| WRITTEN REQUEST |
Repeat all entries exactly.

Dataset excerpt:
########

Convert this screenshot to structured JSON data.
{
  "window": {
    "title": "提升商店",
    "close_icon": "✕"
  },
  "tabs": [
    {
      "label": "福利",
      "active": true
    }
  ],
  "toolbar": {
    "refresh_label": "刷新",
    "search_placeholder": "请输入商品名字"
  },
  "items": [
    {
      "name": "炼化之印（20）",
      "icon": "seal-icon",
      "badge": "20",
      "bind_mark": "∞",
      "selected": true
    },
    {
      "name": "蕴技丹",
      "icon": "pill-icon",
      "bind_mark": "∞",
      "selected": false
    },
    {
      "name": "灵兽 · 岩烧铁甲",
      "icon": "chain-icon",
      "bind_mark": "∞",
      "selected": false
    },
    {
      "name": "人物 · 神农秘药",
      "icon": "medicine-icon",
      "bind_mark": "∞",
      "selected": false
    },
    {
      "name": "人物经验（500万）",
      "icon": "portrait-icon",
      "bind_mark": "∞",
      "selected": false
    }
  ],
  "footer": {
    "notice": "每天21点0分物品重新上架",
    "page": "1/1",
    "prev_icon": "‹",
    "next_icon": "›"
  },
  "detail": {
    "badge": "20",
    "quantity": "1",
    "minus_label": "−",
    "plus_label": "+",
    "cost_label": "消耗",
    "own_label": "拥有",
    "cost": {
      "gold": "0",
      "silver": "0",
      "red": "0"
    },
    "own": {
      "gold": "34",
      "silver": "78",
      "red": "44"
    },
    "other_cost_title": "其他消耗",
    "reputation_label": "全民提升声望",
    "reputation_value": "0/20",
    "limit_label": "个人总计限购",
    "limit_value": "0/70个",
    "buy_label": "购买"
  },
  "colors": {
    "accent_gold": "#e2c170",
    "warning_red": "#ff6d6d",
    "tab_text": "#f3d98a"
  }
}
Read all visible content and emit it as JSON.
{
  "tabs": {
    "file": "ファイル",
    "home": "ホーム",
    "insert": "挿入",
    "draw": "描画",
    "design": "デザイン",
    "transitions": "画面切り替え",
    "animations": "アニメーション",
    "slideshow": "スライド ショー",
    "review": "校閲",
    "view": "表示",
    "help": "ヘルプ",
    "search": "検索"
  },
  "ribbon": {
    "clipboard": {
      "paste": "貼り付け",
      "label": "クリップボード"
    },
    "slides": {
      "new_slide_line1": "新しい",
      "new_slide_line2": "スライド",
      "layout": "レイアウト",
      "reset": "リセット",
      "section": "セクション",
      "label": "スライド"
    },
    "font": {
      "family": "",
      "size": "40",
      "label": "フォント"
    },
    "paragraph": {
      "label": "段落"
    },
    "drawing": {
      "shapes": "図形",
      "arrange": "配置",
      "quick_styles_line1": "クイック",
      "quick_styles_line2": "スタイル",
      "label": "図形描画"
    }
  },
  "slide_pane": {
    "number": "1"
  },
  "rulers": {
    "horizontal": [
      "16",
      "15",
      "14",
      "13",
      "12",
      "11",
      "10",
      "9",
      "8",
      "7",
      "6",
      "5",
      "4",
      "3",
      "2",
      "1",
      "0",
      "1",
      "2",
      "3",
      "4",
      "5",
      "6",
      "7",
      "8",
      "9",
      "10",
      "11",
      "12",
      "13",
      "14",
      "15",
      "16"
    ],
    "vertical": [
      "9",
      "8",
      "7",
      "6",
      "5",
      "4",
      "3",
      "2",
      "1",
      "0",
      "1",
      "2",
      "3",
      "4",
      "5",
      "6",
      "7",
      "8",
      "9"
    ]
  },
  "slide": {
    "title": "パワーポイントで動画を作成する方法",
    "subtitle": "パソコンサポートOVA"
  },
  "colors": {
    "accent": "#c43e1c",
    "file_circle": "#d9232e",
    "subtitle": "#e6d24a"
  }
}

########

| FINISHED ANSWER |
Convert this screenshot to structured JSON data.
{
  "window": {
    "title": "提升商店",
    "close_icon": "✕"
  },
  "tabs": [
    {
      "label": "福利",
      "active": true
    }
  ],
  "toolbar": {
    "refresh_label": "刷新",
    "search_placeholder": "请输入商品名字"
  },
  "items": [
    {
      "name": "炼化之印（20）",
      "icon": "seal-icon",
      "badge": "20",
      "bind_mark": "∞",
      "selected": true
    },
    {
      "name": "蕴技丹",
      "icon": "pill-icon",
      "bind_mark": "∞",
      "selected": false
    },
    {
      "name": "灵兽 · 岩烧铁甲",
      "icon": "chain-icon",
      "bind_mark": "∞",
      "selected": false
    },
    {
      "name": "人物 · 神农秘药",
      "icon": "medicine-icon",
      "bind_mark": "∞",
      "selected": false
    },
    {
      "name": "人物经验（500万）",
      "icon": "portrait-icon",
      "bind_mark": "∞",
      "selected": false
    }
  ],
  "footer": {
    "notice": "每天21点0分物品重新上架",
    "page": "1/1",
    "prev_icon": "‹",
    "next_icon": "›"
  },
  "detail": {
    "badge": "20",
    "quantity": "1",
    "minus_label": "−",
    "plus_label": "+",
    "cost_label": "消耗",
    "own_label": "拥有",
    "cost": {
      "gold": "0",
      "silver": "0",
      "red": "0"
    },
    "own": {
      "gold": "34",
      "silver": "78",
      "red": "44"
    },
    "other_cost_title": "其他消耗",
    "reputation_label": "全民提升声望",
    "reputation_value": "0/20",
    "limit_label": "个人总计限购",
    "limit_value": "0/70个",
    "buy_label": "购买"
  },
  "colors": {
    "accent_gold": "#e2c170",
    "warning_red": "#ff6d6d",
    "tab_text": "#f3d98a"
  }
}
Read all visible content and emit it as JSON.
{
  "tabs": {
    "file": "ファイル",
    "home": "ホーム",
    "insert": "挿入",
    "draw": "描画",
    "design": "デザイン",
    "transitions": "画面切り替え",
    "animations": "アニメーション",
    "slideshow": "スライド ショー",
    "review": "校閲",
    "view": "表示",
    "help": "ヘルプ",
    "search": "検索"
  },
  "ribbon": {
    "clipboard": {
      "paste": "貼り付け",
      "label": "クリップボード"
    },
    "slides": {
      "new_slide_line1": "新しい",
      "new_slide_line2": "スライド",
      "layout": "レイアウト",
      "reset": "リセット",
      "section": "セクション",
      "label": "スライド"
    },
    "font": {
      "family": "",
      "size": "40",
      "label": "フォント"
    },
    "paragraph": {
      "label": "段落"
    },
    "drawing": {
      "shapes": "図形",
      "arrange": "配置",
      "quick_styles_line1": "クイック",
      "quick_styles_line2": "スタイル",
      "label": "図形描画"
    }
  },
  "slide_pane": {
    "number": "1"
  },
  "rulers": {
    "horizontal": [
      "16",
      "15",
      "14",
      "13",
      "12",
      "11",
      "10",
      "9",
      "8",
      "7",
      "6",
      "5",
      "4",
      "3",
      "2",
      "1",
      "0",
      "1",
      "2",
      "3",
      "4",
      "5",
      "6",
      "7",
      "8",
      "9",
      "10",
      "11",
      "12",
      "13",
      "14",
      "15",
      "16"
    ],
    "vertical": [
      "9",
      "8",
      "7",
      "6",
      "5",
      "4",
      "3",
      "2",
      "1",
      "0",
      "1",
      "2",
      "3",
      "4",
      "5",
      "6",
      "7",
      "8",
      "9"
    ]
  },
  "slide": {
    "title": "パワーポイントで動画を作成する方法",
    "subtitle": "パソコンサポートOVA"
  },
  "colors": {
    "accent": "#c43e1c",
    "file_circle": "#d9232e",
    "subtitle": "#e6d24a"
  }
}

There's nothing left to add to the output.